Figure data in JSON
━━━━━━━━━━━━━━━━━━━━

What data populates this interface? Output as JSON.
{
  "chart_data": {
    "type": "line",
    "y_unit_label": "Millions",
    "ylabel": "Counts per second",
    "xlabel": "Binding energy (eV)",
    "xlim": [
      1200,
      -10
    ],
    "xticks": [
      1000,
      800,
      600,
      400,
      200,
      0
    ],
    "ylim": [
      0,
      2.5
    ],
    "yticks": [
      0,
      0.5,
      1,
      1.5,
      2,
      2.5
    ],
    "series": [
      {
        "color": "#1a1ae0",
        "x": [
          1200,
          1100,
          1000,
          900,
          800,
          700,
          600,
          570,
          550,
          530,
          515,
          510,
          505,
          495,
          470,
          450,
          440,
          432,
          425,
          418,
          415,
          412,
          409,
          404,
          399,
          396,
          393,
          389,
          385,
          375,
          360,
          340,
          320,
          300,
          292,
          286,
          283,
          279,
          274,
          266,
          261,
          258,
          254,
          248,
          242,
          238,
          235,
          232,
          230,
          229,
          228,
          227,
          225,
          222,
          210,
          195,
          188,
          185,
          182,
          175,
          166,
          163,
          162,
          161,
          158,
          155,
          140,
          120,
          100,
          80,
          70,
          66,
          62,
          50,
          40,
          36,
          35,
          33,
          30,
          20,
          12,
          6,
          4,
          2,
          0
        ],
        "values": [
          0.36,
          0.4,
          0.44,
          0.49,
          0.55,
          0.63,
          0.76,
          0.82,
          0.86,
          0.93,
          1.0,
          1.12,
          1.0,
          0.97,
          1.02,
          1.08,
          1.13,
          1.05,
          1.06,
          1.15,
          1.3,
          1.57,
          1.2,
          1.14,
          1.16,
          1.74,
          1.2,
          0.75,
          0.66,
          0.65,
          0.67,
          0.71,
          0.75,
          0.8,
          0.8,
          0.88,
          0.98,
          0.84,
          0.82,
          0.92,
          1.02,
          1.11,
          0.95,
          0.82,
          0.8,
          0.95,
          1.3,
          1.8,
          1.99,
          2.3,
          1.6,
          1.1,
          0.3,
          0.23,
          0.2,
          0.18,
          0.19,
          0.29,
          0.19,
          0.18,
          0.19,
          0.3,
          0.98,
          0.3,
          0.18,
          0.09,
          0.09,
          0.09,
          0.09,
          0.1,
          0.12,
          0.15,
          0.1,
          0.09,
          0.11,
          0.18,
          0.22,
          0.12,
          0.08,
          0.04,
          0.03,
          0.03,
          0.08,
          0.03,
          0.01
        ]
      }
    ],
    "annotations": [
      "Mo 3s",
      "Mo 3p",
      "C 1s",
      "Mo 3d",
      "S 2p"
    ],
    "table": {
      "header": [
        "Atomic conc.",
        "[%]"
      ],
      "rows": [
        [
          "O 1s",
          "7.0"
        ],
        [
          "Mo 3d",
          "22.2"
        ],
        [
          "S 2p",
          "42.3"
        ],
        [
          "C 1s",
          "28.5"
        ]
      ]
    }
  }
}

━━━━━━━━━━━━━━━━━━━━

* _TASK DIRECTIONS_
The listing above must be transcribed exactly, line by line.

* _TASK RESPONSE_
What data populates this interface? Output as JSON.
{
  "chart_data": {
    "type": "line",
    "y_unit_label": "Millions",
    "ylabel": "Counts per second",
    "xlabel": "Binding energy (eV)",
    "xlim": [
      1200,
      -10
    ],
    "xticks": [
      1000,
      800,
      600,
      400,
      200,
      0
    ],
    "ylim": [
      0,
      2.5
    ],
    "yticks": [
      0,
      0.5,
      1,
      1.5,
      2,
      2.5
    ],
    "series": [
      {
        "color": "#1a1ae0",
        "x": [
          1200,
          1100,
          1000,
          900,
          800,
          700,
          600,
          570,
          550,
          530,
          515,
          510,
          505,
          495,
          470,
          450,
          440,
          432,
          425,
          418,
          415,
          412,
          409,
          404,
          399,
          396,
          393,
          389,
          385,
          375,
          360,
          340,
          320,
          300,
          292,
          286,
          283,
          279,
          274,
          266,
          261,
          258,
          254,
          248,
          242,
          238,
          235,
          232,
          230,
          229,
          228,
          227,
          225,
          222,
          210,
          195,
          188,
          185,
          182,
          175,
          166,
          163,
          162,
          161,
          158,
          155,
          140,
          120,
          100,
          80,
          70,
          66,
          62,
          50,
          40,
          36,
          35,
          33,
          30,
          20,
          12,
          6,
          4,
          2,
          0
        ],
        "values": [
          0.36,
          0.4,
          0.44,
          0.49,
          0.55,
          0.63,
          0.76,
          0.82,
          0.86,
          0.93,
          1.0,
          1.12,
          1.0,
          0.97,
          1.02,
          1.08,
          1.13,
          1.05,
          1.06,
          1.15,
          1.3,
          1.57,
          1.2,
          1.14,
          1.16,
          1.74,
          1.2,
          0.75,
          0.66,
          0.65,
          0.67,
          0.71,
          0.75,
          0.8,
          0.8,
          0.88,
          0.98,
          0.84,
          0.82,
          0.92,
          1.02,
          1.11,
          0.95,
          0.82,
          0.8,
          0.95,
          1.3,
          1.8,
          1.99,
          2.3,
          1.6,
          1.1,
          0.3,
          0.23,
          0.2,
          0.18,
          0.19,
          0.29,
          0.19,
          0.18,
          0.19,
          0.3,
          0.98,
          0.3,
          0.18,
          0.09,
          0.09,
          0.09,
          0.09,
          0.1,
          0.12,
          0.15,
          0.1,
          0.09,
          0.11,
          0.18,
          0.22,
          0.12,
          0.08,
          0.04,
          0.03,
          0.03,
          0.08,
          0.03,
          0.01
        ]
      }
    ],
    "annotations": [
      "Mo 3s",
      "Mo 3p",
      "C 1s",
      "Mo 3d",
      "S 2p"
    ],
    "table": {
      "header": [
        "Atomic conc.",
        "[%]"
      ],
      "rows": [
        [
          "O 1s",
          "7.0"
        ],
        [
          "Mo 3d",
          "22.2"
        ],
        [
          "S 2p",
          "42.3"
        ],
        [
          "C 1s",
          "28.5"
        ]
      ]
    }
  }
}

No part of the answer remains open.